● Problem to solve
Print all of the entries exactly, minus the pictures.

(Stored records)
:::::

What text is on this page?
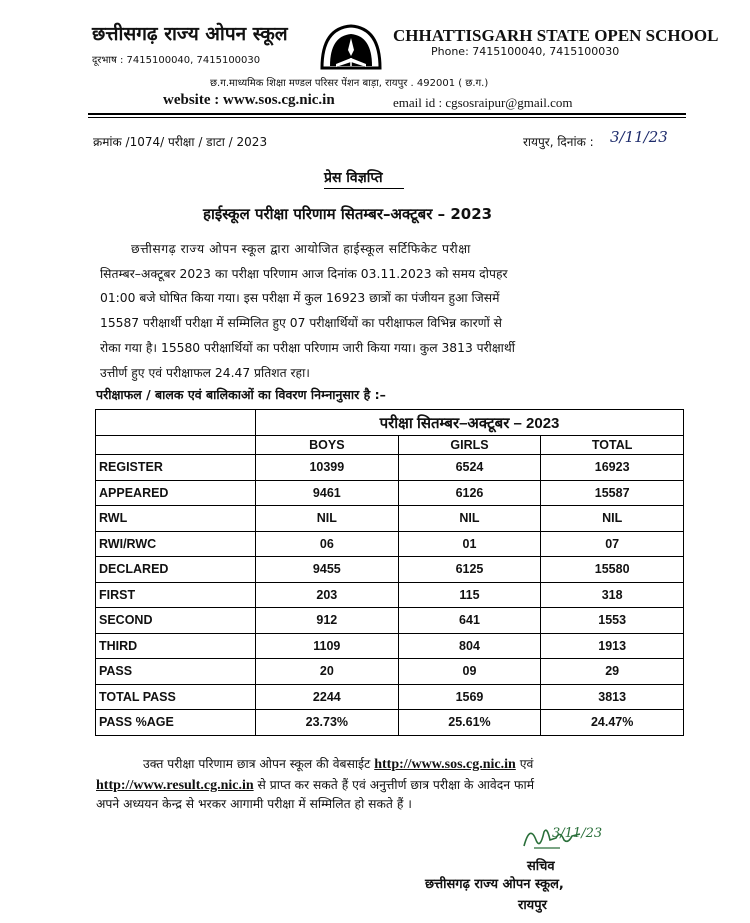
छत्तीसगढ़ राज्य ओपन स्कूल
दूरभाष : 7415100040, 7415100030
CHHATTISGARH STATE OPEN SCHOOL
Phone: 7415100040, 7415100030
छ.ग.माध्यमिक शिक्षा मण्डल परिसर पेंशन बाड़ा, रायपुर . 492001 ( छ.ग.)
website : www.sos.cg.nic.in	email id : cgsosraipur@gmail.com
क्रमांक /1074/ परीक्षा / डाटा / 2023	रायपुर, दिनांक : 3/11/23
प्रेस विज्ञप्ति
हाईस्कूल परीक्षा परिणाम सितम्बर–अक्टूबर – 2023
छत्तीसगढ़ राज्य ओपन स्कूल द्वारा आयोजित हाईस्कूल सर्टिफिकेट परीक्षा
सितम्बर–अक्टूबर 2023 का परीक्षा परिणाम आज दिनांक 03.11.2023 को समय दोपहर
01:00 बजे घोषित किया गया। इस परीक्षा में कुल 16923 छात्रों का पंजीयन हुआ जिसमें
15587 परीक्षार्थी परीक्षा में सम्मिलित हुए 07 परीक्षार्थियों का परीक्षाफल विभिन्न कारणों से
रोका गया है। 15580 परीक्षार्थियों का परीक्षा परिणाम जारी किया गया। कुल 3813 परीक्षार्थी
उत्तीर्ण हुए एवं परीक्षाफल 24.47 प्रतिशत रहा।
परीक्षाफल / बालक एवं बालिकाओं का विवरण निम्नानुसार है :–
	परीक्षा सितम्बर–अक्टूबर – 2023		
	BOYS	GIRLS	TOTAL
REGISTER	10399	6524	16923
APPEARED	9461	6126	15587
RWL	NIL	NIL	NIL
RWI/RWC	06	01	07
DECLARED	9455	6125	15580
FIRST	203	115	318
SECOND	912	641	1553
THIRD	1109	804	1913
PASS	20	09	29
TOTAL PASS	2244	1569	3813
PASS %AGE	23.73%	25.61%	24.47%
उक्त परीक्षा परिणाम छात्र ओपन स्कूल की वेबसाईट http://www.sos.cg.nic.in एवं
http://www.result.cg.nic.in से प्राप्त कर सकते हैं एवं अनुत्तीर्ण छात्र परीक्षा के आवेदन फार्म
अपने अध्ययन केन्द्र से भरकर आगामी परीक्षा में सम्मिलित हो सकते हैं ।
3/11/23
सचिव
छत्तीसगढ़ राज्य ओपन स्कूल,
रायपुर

:::::

● Response
What text is on this page?
छत्तीसगढ़ राज्य ओपन स्कूल
दूरभाष : 7415100040, 7415100030
CHHATTISGARH STATE OPEN SCHOOL
Phone: 7415100040, 7415100030
छ.ग.माध्यमिक शिक्षा मण्डल परिसर पेंशन बाड़ा, रायपुर . 492001 ( छ.ग.)
website : www.sos.cg.nic.in	email id : cgsosraipur@gmail.com
क्रमांक /1074/ परीक्षा / डाटा / 2023	रायपुर, दिनांक : 3/11/23
प्रेस विज्ञप्ति
हाईस्कूल परीक्षा परिणाम सितम्बर–अक्टूबर – 2023
छत्तीसगढ़ राज्य ओपन स्कूल द्वारा आयोजित हाईस्कूल सर्टिफिकेट परीक्षा
सितम्बर–अक्टूबर 2023 का परीक्षा परिणाम आज दिनांक 03.11.2023 को समय दोपहर
01:00 बजे घोषित किया गया। इस परीक्षा में कुल 16923 छात्रों का पंजीयन हुआ जिसमें
15587 परीक्षार्थी परीक्षा में सम्मिलित हुए 07 परीक्षार्थियों का परीक्षाफल विभिन्न कारणों से
रोका गया है। 15580 परीक्षार्थियों का परीक्षा परिणाम जारी किया गया। कुल 3813 परीक्षार्थी
उत्तीर्ण हुए एवं परीक्षाफल 24.47 प्रतिशत रहा।
परीक्षाफल / बालक एवं बालिकाओं का विवरण निम्नानुसार है :–
	परीक्षा सितम्बर–अक्टूबर – 2023		
	BOYS	GIRLS	TOTAL
REGISTER	10399	6524	16923
APPEARED	9461	6126	15587
RWL	NIL	NIL	NIL
RWI/RWC	06	01	07
DECLARED	9455	6125	15580
FIRST	203	115	318
SECOND	912	641	1553
THIRD	1109	804	1913
PASS	20	09	29
TOTAL PASS	2244	1569	3813
PASS %AGE	23.73%	25.61%	24.47%
उक्त परीक्षा परिणाम छात्र ओपन स्कूल की वेबसाईट http://www.sos.cg.nic.in एवं
http://www.result.cg.nic.in से प्राप्त कर सकते हैं एवं अनुत्तीर्ण छात्र परीक्षा के आवेदन फार्म
अपने अध्ययन केन्द्र से भरकर आगामी परीक्षा में सम्मिलित हो सकते हैं ।
3/11/23
सचिव
छत्तीसगढ़ राज्य ओपन स्कूल,
रायपुर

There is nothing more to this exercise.